CHAYTOR, William Richard Carter (1805-1871), of Croft, Yorks. and Witton Castle, co. Dur.

Published in The History of Parliament: the House of Commons 1820-1832, ed. D.R. Fisher, 2009
Available from Cambridge University Press

Constituency

Dates

23 Mar. 1831 - 1834

Family and Education

b. 7 Feb. 1805, 1st s. of Sir William Chaytor†, 1st bt., of Croft and Isabella, da. and coh. of John Carter of Tunstall and Richmond, Yorks. educ. by Rev. John Graham (York) 1816-22; Magdalen, Oxf. 1825. m. (1) 27 Sept. 1836, Annie Lacy (d. 11 Sept. 1837) of Easingwold, Suff., 1s.; (2) 16 Mar. 1852, Mary, da. of John Whitney Smith of Northallerton, Yorks., 3s. suc. fa. as 2nd. bt. 28 Jan. 1847; mother to Tunstall 1855. d. 9 Feb. 1871.

Required actions:
1/ In the entry on William Richard Carter Chaytor, on what date did he succeed his father as second baronet?
2/ List every person named in the Family and Education section of the Chaytor entry, other than Chaytor himself.

Dataset extract:
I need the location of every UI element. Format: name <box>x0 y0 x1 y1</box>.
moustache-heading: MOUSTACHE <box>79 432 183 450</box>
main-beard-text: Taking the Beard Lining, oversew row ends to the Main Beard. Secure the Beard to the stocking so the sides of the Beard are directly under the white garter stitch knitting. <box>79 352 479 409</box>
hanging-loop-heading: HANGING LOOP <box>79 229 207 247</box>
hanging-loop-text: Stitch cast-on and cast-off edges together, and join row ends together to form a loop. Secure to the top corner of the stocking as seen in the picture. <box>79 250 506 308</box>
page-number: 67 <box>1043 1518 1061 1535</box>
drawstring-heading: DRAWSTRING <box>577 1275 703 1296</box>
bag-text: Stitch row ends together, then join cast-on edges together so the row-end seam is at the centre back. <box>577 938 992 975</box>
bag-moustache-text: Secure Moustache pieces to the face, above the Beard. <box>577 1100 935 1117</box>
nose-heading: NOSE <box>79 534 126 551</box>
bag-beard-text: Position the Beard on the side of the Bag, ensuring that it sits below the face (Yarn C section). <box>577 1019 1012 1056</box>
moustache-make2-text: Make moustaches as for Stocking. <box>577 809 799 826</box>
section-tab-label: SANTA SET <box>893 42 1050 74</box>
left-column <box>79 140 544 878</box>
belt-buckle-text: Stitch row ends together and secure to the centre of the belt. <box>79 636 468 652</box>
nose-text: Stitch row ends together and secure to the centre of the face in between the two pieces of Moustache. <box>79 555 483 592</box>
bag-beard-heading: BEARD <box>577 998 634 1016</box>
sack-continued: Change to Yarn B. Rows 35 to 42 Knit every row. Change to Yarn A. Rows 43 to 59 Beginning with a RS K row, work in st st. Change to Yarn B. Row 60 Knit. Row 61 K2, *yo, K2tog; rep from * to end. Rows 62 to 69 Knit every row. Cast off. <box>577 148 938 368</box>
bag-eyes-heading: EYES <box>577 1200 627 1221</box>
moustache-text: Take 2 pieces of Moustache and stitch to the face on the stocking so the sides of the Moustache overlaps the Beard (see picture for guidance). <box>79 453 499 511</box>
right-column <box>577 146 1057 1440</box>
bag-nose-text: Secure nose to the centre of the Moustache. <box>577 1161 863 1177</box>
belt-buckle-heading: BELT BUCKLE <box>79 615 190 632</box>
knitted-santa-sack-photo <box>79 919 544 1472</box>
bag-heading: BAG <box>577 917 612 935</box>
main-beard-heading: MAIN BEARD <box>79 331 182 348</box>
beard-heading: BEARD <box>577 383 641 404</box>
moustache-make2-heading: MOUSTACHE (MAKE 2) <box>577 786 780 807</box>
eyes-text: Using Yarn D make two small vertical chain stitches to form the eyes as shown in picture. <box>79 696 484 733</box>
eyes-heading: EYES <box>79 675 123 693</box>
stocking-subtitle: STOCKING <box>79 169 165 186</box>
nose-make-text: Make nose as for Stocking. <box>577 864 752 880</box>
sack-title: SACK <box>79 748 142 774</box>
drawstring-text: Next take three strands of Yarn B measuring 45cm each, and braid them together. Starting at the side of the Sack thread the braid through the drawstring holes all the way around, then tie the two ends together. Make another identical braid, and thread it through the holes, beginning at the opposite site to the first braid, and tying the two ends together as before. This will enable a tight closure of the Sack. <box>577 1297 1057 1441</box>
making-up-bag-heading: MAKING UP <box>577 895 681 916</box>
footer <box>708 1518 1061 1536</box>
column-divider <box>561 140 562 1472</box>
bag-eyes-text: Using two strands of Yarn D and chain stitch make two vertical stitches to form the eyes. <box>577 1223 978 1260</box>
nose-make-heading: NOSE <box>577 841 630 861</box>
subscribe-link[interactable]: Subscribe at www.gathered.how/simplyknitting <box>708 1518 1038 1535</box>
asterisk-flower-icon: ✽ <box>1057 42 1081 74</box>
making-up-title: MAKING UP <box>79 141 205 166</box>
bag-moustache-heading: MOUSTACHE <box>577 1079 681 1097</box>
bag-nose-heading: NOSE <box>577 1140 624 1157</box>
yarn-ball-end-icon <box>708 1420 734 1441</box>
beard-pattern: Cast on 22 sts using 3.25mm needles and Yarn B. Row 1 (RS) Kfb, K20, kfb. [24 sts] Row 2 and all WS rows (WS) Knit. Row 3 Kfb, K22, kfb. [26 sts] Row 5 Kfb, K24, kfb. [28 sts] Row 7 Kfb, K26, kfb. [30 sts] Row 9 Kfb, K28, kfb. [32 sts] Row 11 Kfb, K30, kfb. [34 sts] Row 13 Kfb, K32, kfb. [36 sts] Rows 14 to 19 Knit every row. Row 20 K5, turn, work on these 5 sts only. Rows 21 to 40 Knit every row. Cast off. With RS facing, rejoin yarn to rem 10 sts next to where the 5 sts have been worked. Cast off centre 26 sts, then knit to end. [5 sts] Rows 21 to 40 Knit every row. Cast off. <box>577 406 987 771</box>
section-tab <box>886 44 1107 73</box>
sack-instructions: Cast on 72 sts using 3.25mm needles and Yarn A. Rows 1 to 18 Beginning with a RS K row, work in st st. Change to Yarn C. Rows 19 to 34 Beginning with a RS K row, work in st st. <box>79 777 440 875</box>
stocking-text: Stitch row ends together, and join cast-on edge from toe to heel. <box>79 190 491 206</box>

Answers to the problems:
1/ He succeeded his father on 28 Jan. 1847.

2/ Sir William Chaytor, Isabella, John Carter, Rev. John Graham, Annie Lacy, Mary, John Whitney Smith